THE TASK: All of the material below is to be repeated exactly.

Items from a figure collection:
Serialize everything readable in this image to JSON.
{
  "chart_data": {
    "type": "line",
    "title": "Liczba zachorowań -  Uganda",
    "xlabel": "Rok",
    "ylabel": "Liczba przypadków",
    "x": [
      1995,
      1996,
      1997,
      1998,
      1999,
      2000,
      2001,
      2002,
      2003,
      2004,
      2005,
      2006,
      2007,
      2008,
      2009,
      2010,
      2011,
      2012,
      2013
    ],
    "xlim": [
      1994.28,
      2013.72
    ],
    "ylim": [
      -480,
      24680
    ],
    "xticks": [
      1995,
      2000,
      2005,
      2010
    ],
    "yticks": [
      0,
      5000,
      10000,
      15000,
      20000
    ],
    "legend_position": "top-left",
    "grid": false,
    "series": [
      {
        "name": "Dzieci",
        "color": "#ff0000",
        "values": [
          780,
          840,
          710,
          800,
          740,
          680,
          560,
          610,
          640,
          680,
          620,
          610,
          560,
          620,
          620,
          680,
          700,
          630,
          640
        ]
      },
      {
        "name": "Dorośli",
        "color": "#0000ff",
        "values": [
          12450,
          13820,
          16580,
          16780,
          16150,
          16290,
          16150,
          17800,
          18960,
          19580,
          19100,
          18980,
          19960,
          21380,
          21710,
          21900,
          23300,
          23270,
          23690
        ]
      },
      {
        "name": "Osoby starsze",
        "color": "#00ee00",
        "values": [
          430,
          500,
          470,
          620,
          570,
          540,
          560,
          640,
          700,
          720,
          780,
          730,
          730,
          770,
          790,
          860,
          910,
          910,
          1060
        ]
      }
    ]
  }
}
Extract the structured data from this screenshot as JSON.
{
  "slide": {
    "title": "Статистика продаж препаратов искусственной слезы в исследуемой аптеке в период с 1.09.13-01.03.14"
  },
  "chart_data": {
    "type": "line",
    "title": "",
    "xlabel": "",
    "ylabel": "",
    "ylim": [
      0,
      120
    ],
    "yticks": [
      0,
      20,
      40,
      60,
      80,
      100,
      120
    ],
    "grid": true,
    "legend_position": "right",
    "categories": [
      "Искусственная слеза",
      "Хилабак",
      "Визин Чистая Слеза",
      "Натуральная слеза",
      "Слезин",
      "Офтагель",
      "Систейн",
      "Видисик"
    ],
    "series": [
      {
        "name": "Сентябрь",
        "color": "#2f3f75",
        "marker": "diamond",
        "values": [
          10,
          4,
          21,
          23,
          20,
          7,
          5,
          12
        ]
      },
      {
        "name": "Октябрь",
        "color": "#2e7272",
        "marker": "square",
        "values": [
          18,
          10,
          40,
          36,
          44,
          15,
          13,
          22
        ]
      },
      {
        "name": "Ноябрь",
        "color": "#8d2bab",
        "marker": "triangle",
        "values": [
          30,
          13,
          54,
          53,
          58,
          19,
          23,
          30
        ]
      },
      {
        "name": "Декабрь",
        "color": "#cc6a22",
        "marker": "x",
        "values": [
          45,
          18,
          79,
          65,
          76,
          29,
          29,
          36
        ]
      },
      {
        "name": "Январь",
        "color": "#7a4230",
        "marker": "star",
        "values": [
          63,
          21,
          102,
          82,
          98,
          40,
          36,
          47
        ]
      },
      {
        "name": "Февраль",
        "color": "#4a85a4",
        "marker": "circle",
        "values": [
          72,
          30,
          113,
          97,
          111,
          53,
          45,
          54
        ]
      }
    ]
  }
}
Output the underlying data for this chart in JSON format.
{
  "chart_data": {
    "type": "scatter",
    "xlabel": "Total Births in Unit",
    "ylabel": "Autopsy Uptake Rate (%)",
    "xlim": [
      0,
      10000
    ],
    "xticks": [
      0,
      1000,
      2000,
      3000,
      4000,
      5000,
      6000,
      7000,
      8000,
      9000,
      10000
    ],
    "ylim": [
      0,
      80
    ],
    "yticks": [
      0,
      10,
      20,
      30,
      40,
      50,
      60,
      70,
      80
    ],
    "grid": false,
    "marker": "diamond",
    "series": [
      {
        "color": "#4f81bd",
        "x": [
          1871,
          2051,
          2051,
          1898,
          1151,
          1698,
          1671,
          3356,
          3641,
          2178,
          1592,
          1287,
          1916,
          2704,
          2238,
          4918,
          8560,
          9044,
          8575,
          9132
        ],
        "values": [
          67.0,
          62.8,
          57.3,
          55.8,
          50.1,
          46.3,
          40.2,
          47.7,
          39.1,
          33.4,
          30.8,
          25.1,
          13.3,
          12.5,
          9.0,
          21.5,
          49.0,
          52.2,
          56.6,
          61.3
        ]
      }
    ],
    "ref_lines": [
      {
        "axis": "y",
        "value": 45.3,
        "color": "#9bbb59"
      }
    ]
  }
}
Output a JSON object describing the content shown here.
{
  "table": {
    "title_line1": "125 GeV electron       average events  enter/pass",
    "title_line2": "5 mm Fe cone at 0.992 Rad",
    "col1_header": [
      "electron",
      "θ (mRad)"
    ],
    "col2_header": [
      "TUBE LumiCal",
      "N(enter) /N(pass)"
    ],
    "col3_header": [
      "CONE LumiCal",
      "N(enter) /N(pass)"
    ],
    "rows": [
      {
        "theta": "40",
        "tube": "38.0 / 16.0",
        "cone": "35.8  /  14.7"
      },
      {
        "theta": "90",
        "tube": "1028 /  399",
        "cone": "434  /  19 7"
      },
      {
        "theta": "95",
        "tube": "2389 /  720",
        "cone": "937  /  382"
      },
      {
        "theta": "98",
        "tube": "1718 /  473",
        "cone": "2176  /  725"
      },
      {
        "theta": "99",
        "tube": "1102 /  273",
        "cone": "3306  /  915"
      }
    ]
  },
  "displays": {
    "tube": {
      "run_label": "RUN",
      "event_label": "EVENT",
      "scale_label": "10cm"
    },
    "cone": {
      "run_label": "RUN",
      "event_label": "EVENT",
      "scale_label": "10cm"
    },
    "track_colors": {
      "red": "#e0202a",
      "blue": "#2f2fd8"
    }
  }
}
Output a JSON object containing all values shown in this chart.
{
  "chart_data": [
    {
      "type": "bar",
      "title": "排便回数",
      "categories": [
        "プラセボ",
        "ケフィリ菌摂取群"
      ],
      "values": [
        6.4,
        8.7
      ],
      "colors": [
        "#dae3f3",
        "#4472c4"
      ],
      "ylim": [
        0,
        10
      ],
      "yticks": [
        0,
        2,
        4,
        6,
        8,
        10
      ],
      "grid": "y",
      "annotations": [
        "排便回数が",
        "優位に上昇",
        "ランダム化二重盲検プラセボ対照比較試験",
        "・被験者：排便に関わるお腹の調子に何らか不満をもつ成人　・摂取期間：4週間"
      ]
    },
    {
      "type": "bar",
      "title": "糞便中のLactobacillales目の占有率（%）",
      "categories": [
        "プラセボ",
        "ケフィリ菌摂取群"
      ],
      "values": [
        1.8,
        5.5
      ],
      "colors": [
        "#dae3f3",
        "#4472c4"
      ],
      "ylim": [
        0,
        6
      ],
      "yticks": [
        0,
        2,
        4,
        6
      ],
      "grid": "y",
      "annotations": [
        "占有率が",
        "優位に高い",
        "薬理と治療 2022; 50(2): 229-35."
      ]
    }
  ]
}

THE REPLY:
Serialize everything readable in this image to JSON.
{
  "chart_data": {
    "type": "line",
    "title": "Liczba zachorowań -  Uganda",
    "xlabel": "Rok",
    "ylabel": "Liczba przypadków",
    "x": [
      1995,
      1996,
      1997,
      1998,
      1999,
      2000,
      2001,
      2002,
      2003,
      2004,
      2005,
      2006,
      2007,
      2008,
      2009,
      2010,
      2011,
      2012,
      2013
    ],
    "xlim": [
      1994.28,
      2013.72
    ],
    "ylim": [
      -480,
      24680
    ],
    "xticks": [
      1995,
      2000,
      2005,
      2010
    ],
    "yticks": [
      0,
      5000,
      10000,
      15000,
      20000
    ],
    "legend_position": "top-left",
    "grid": false,
    "series": [
      {
        "name": "Dzieci",
        "color": "#ff0000",
        "values": [
          780,
          840,
          710,
          800,
          740,
          680,
          560,
          610,
          640,
          680,
          620,
          610,
          560,
          620,
          620,
          680,
          700,
          630,
          640
        ]
      },
      {
        "name": "Dorośli",
        "color": "#0000ff",
        "values": [
          12450,
          13820,
          16580,
          16780,
          16150,
          16290,
          16150,
          17800,
          18960,
          19580,
          19100,
          18980,
          19960,
          21380,
          21710,
          21900,
          23300,
          23270,
          23690
        ]
      },
      {
        "name": "Osoby starsze",
        "color": "#00ee00",
        "values": [
          430,
          500,
          470,
          620,
          570,
          540,
          560,
          640,
          700,
          720,
          780,
          730,
          730,
          770,
          790,
          860,
          910,
          910,
          1060
        ]
      }
    ]
  }
}
Extract the structured data from this screenshot as JSON.
{
  "slide": {
    "title": "Статистика продаж препаратов искусственной слезы в исследуемой аптеке в период с 1.09.13-01.03.14"
  },
  "chart_data": {
    "type": "line",
    "title": "",
    "xlabel": "",
    "ylabel": "",
    "ylim": [
      0,
      120
    ],
    "yticks": [
      0,
      20,
      40,
      60,
      80,
      100,
      120
    ],
    "grid": true,
    "legend_position": "right",
    "categories": [
      "Искусственная слеза",
      "Хилабак",
      "Визин Чистая Слеза",
      "Натуральная слеза",
      "Слезин",
      "Офтагель",
      "Систейн",
      "Видисик"
    ],
    "series": [
      {
        "name": "Сентябрь",
        "color": "#2f3f75",
        "marker": "diamond",
        "values": [
          10,
          4,
          21,
          23,
          20,
          7,
          5,
          12
        ]
      },
      {
        "name": "Октябрь",
        "color": "#2e7272",
        "marker": "square",
        "values": [
          18,
          10,
          40,
          36,
          44,
          15,
          13,
          22
        ]
      },
      {
        "name": "Ноябрь",
        "color": "#8d2bab",
        "marker": "triangle",
        "values": [
          30,
          13,
          54,
          53,
          58,
          19,
          23,
          30
        ]
      },
      {
        "name": "Декабрь",
        "color": "#cc6a22",
        "marker": "x",
        "values": [
          45,
          18,
          79,
          65,
          76,
          29,
          29,
          36
        ]
      },
      {
        "name": "Январь",
        "color": "#7a4230",
        "marker": "star",
        "values": [
          63,
          21,
          102,
          82,
          98,
          40,
          36,
          47
        ]
      },
      {
        "name": "Февраль",
        "color": "#4a85a4",
        "marker": "circle",
        "values": [
          72,
          30,
          113,
          97,
          111,
          53,
          45,
          54
        ]
      }
    ]
  }
}
Output the underlying data for this chart in JSON format.
{
  "chart_data": {
    "type": "scatter",
    "xlabel": "Total Births in Unit",
    "ylabel": "Autopsy Uptake Rate (%)",
    "xlim": [
      0,
      10000
    ],
    "xticks": [
      0,
      1000,
      2000,
      3000,
      4000,
      5000,
      6000,
      7000,
      8000,
      9000,
      10000
    ],
    "ylim": [
      0,
      80
    ],
    "yticks": [
      0,
      10,
      20,
      30,
      40,
      50,
      60,
      70,
      80
    ],
    "grid": false,
    "marker": "diamond",
    "series": [
      {
        "color": "#4f81bd",
        "x": [
          1871,
          2051,
          2051,
          1898,
          1151,
          1698,
          1671,
          3356,
          3641,
          2178,
          1592,
          1287,
          1916,
          2704,
          2238,
          4918,
          8560,
          9044,
          8575,
          9132
        ],
        "values": [
          67.0,
          62.8,
          57.3,
          55.8,
          50.1,
          46.3,
          40.2,
          47.7,
          39.1,
          33.4,
          30.8,
          25.1,
          13.3,
          12.5,
          9.0,
          21.5,
          49.0,
          52.2,
          56.6,
          61.3
        ]
      }
    ],
    "ref_lines": [
      {
        "axis": "y",
        "value": 45.3,
        "color": "#9bbb59"
      }
    ]
  }
}
Output a JSON object describing the content shown here.
{
  "table": {
    "title_line1": "125 GeV electron       average events  enter/pass",
    "title_line2": "5 mm Fe cone at 0.992 Rad",
    "col1_header": [
      "electron",
      "θ (mRad)"
    ],
    "col2_header": [
      "TUBE LumiCal",
      "N(enter) /N(pass)"
    ],
    "col3_header": [
      "CONE LumiCal",
      "N(enter) /N(pass)"
    ],
    "rows": [
      {
        "theta": "40",
        "tube": "38.0 / 16.0",
        "cone": "35.8  /  14.7"
      },
      {
        "theta": "90",
        "tube": "1028 /  399",
        "cone": "434  /  19 7"
      },
      {
        "theta": "95",
        "tube": "2389 /  720",
        "cone": "937  /  382"
      },
      {
        "theta": "98",
        "tube": "1718 /  473",
        "cone": "2176  /  725"
      },
      {
        "theta": "99",
        "tube": "1102 /  273",
        "cone": "3306  /  915"
      }
    ]
  },
  "displays": {
    "tube": {
      "run_label": "RUN",
      "event_label": "EVENT",
      "scale_label": "10cm"
    },
    "cone": {
      "run_label": "RUN",
      "event_label": "EVENT",
      "scale_label": "10cm"
    },
    "track_colors": {
      "red": "#e0202a",
      "blue": "#2f2fd8"
    }
  }
}
Output a JSON object containing all values shown in this chart.
{
  "chart_data": [
    {
      "type": "bar",
      "title": "排便回数",
      "categories": [
        "プラセボ",
        "ケフィリ菌摂取群"
      ],
      "values": [
        6.4,
        8.7
      ],
      "colors": [
        "#dae3f3",
        "#4472c4"
      ],
      "ylim": [
        0,
        10
      ],
      "yticks": [
        0,
        2,
        4,
        6,
        8,
        10
      ],
      "grid": "y",
      "annotations": [
        "排便回数が",
        "優位に上昇",
        "ランダム化二重盲検プラセボ対照比較試験",
        "・被験者：排便に関わるお腹の調子に何らか不満をもつ成人　・摂取期間：4週間"
      ]
    },
    {
      "type": "bar",
      "title": "糞便中のLactobacillales目の占有率（%）",
      "categories": [
        "プラセボ",
        "ケフィリ菌摂取群"
      ],
      "values": [
        1.8,
        5.5
      ],
      "colors": [
        "#dae3f3",
        "#4472c4"
      ],
      "ylim": [
        0,
        6
      ],
      "yticks": [
        0,
        2,
        4,
        6
      ],
      "grid": "y",
      "annotations": [
        "占有率が",
        "優位に高い",
        "薬理と治療 2022; 50(2): 229-35."
      ]
    }
  ]
}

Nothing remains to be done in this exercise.